Entries taken from a collection

··········

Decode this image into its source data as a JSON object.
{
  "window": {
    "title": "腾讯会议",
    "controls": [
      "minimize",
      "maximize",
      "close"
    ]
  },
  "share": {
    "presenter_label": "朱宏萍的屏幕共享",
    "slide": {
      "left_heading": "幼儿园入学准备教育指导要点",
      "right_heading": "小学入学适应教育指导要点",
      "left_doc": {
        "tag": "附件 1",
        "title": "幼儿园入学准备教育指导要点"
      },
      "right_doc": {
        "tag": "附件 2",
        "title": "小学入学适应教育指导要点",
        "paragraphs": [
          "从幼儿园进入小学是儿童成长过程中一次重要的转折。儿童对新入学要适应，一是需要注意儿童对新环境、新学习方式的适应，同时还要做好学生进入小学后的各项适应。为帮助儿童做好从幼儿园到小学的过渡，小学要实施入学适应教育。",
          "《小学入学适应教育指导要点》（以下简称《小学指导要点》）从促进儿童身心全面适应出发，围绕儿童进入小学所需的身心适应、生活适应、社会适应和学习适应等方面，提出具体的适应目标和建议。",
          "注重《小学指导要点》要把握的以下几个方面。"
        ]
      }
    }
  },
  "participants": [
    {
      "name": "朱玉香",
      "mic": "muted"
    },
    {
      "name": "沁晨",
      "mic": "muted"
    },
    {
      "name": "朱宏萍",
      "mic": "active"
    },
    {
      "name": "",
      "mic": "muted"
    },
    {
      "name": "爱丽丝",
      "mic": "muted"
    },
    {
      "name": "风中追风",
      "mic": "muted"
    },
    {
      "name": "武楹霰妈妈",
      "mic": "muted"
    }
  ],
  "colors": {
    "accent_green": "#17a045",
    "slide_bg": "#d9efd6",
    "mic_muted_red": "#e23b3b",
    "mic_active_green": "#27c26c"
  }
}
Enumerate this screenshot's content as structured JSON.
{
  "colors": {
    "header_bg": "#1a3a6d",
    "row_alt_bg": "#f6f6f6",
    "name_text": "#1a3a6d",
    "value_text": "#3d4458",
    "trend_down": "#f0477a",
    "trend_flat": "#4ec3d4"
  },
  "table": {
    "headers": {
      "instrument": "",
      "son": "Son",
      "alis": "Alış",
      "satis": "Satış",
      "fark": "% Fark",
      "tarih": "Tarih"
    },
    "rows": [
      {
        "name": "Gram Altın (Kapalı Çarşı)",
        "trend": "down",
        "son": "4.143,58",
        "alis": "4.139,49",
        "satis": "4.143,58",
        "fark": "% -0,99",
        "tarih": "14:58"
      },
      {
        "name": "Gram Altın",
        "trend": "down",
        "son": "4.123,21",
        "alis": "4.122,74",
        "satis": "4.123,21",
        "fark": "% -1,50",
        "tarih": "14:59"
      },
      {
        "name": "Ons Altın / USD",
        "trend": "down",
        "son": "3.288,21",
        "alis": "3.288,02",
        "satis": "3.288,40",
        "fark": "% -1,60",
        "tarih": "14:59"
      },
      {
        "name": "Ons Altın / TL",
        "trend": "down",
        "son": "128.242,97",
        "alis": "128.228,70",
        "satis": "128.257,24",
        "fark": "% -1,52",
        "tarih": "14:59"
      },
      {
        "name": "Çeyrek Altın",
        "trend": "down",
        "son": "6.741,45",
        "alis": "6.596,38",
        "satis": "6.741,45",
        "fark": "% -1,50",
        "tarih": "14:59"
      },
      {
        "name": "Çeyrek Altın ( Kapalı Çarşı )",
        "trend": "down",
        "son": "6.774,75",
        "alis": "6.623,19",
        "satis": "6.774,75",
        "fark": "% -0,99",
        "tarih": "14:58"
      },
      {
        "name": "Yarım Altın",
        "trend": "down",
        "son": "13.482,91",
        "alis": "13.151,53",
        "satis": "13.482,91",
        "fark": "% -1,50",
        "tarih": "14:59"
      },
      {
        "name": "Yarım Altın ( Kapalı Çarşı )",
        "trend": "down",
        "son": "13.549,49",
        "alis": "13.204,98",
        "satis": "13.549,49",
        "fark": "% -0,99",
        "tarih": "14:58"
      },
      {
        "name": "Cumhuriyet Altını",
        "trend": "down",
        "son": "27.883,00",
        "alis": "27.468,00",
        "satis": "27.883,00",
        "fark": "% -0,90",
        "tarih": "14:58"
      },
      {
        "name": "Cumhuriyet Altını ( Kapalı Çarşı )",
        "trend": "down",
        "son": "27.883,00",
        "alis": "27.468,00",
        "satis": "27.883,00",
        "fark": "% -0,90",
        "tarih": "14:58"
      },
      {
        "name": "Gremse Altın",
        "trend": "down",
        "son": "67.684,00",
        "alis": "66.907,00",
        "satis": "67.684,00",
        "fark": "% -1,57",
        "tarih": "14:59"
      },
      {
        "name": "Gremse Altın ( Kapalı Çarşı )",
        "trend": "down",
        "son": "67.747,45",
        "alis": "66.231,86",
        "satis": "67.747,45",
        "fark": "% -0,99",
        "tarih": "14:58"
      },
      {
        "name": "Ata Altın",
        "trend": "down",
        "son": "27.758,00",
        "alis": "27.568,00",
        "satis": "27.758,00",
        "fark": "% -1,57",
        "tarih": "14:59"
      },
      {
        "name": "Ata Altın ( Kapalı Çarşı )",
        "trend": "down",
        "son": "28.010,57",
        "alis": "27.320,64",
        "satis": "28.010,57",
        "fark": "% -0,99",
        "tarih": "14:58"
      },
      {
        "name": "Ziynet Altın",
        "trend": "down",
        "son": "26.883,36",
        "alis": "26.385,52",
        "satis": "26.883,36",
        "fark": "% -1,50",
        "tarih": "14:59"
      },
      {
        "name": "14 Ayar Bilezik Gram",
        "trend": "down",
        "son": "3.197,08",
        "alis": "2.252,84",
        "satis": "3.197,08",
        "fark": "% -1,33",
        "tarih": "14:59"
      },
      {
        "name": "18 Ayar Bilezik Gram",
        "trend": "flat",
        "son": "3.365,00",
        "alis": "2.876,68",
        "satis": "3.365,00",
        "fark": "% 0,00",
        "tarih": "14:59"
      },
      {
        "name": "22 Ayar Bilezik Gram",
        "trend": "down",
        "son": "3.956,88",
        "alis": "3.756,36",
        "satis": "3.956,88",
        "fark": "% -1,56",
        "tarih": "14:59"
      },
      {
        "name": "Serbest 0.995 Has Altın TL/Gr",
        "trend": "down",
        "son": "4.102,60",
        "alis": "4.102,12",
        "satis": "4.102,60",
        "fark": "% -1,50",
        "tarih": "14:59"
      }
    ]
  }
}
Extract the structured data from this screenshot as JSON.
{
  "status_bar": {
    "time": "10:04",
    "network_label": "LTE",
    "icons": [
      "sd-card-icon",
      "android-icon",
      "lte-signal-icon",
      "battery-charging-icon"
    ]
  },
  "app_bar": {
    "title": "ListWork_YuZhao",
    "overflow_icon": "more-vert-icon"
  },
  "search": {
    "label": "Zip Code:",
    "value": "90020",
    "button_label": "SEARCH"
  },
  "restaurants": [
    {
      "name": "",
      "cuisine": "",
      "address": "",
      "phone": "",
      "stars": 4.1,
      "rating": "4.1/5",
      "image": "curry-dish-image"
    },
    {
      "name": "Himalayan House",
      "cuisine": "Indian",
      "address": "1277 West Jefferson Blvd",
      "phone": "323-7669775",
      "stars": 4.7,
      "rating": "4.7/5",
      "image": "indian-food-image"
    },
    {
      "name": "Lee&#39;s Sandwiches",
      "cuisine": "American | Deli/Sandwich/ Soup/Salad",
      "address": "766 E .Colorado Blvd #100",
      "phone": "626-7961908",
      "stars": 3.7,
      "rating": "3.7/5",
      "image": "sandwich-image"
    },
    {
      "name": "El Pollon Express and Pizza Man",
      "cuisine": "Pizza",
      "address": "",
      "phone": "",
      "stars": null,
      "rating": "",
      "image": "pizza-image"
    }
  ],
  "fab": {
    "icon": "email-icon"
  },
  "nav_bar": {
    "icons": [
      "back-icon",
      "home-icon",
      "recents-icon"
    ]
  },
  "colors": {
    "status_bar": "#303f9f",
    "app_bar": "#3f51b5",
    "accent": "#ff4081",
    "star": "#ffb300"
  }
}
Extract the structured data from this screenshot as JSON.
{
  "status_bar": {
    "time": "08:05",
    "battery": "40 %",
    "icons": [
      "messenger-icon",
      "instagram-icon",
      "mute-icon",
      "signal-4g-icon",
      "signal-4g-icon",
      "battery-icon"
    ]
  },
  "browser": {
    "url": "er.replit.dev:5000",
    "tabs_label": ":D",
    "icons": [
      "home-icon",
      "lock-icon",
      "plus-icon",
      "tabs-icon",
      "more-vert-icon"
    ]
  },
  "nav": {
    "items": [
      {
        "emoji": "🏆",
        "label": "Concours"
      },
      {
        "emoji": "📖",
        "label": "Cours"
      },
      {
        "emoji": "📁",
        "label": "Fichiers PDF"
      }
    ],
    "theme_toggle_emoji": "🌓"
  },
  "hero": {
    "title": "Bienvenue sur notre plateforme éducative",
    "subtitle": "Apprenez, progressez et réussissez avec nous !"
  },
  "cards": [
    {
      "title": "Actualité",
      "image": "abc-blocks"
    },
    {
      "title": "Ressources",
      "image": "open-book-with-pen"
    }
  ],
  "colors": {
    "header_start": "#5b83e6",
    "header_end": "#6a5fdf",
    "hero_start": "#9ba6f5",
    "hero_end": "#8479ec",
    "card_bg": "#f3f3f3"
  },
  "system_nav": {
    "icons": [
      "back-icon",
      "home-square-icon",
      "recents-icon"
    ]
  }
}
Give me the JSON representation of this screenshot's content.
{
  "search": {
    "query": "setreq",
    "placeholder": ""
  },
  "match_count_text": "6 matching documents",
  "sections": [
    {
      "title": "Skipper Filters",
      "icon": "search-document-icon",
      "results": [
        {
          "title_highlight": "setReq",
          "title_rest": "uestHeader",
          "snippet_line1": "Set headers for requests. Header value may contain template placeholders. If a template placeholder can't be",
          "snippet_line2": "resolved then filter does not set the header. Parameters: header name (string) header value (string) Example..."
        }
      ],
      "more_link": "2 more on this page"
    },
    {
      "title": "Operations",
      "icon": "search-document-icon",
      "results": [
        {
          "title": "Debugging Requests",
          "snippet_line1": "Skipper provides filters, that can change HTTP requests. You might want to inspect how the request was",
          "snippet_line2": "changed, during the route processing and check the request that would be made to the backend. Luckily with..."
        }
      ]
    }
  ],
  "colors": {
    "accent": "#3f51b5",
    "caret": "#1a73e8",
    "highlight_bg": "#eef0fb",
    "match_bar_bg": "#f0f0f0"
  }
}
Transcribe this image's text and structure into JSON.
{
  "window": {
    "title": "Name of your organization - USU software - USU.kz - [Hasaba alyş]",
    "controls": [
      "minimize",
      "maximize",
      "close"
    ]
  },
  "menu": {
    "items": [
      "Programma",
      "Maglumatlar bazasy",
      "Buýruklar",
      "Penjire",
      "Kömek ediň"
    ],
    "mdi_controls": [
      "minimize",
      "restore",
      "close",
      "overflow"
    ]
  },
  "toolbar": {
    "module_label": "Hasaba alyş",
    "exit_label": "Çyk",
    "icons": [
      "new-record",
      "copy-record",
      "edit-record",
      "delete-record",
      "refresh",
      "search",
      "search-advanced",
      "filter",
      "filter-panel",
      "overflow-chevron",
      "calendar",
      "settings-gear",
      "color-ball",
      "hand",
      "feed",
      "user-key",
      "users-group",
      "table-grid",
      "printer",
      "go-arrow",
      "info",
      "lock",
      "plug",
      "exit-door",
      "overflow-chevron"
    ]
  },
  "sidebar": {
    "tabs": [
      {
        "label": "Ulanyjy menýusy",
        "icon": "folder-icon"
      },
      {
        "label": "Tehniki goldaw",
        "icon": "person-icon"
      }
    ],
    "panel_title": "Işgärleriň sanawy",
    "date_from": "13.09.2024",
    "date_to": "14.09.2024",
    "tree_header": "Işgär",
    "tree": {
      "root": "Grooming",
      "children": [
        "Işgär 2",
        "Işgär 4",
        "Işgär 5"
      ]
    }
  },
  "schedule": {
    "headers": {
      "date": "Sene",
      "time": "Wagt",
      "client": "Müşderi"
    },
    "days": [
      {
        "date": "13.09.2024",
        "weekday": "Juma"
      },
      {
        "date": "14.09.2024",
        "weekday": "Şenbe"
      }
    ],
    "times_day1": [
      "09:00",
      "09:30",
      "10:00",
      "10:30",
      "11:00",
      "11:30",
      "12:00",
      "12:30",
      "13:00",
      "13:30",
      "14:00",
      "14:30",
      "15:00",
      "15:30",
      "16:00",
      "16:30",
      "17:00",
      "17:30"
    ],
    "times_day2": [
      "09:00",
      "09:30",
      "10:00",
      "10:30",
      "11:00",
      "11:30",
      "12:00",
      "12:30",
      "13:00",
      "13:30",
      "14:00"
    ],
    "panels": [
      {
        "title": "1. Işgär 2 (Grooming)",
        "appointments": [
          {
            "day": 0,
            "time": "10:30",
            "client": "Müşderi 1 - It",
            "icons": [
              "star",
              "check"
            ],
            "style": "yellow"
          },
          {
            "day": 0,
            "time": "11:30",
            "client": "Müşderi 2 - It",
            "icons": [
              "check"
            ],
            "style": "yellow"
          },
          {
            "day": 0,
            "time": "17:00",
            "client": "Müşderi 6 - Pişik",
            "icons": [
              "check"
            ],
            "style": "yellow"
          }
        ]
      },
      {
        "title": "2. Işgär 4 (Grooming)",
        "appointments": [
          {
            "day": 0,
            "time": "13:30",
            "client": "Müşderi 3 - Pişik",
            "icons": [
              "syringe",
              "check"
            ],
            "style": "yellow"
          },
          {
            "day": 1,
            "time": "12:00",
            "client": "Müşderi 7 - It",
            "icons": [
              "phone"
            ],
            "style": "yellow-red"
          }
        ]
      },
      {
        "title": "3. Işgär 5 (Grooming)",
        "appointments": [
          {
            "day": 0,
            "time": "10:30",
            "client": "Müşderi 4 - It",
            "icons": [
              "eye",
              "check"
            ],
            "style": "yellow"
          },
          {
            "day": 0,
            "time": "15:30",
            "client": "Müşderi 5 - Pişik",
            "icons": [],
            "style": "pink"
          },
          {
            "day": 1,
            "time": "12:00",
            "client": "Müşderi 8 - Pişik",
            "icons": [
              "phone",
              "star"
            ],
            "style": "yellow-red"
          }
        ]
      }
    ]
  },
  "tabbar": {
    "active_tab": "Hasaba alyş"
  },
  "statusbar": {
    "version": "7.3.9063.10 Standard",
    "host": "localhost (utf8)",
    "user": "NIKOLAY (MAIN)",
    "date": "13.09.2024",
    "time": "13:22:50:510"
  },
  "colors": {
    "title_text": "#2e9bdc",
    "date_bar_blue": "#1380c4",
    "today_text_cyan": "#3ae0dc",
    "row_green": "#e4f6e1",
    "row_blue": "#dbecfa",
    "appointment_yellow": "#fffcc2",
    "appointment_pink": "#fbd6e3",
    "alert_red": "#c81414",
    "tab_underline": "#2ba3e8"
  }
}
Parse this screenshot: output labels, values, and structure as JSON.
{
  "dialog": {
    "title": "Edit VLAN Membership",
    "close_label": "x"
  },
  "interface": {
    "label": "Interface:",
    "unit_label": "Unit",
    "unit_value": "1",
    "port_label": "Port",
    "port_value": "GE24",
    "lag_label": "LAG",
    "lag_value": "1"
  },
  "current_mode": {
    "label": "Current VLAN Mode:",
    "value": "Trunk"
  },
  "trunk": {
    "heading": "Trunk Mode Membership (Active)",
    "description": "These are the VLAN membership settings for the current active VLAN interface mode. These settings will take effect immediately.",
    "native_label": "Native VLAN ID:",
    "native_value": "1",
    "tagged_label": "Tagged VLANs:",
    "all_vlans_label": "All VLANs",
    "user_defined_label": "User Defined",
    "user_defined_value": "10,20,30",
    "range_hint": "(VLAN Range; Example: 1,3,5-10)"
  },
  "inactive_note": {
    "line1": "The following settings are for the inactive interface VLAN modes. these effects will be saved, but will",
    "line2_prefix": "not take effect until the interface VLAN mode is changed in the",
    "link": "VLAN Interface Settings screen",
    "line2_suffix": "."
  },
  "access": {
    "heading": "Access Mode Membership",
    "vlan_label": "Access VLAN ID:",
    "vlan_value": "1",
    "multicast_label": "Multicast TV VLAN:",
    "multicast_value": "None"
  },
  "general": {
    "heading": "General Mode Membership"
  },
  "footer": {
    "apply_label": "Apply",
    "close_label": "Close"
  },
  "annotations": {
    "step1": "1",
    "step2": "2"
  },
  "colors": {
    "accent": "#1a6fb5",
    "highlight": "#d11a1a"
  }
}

··········

#### Required task
List each line of the records that holds the string "Skipper".

#### Output below
      "title": "Skipper Filters",
          "snippet_line1": "Skipper provides filters, that can change HTTP requests. You might want to inspect how the request was",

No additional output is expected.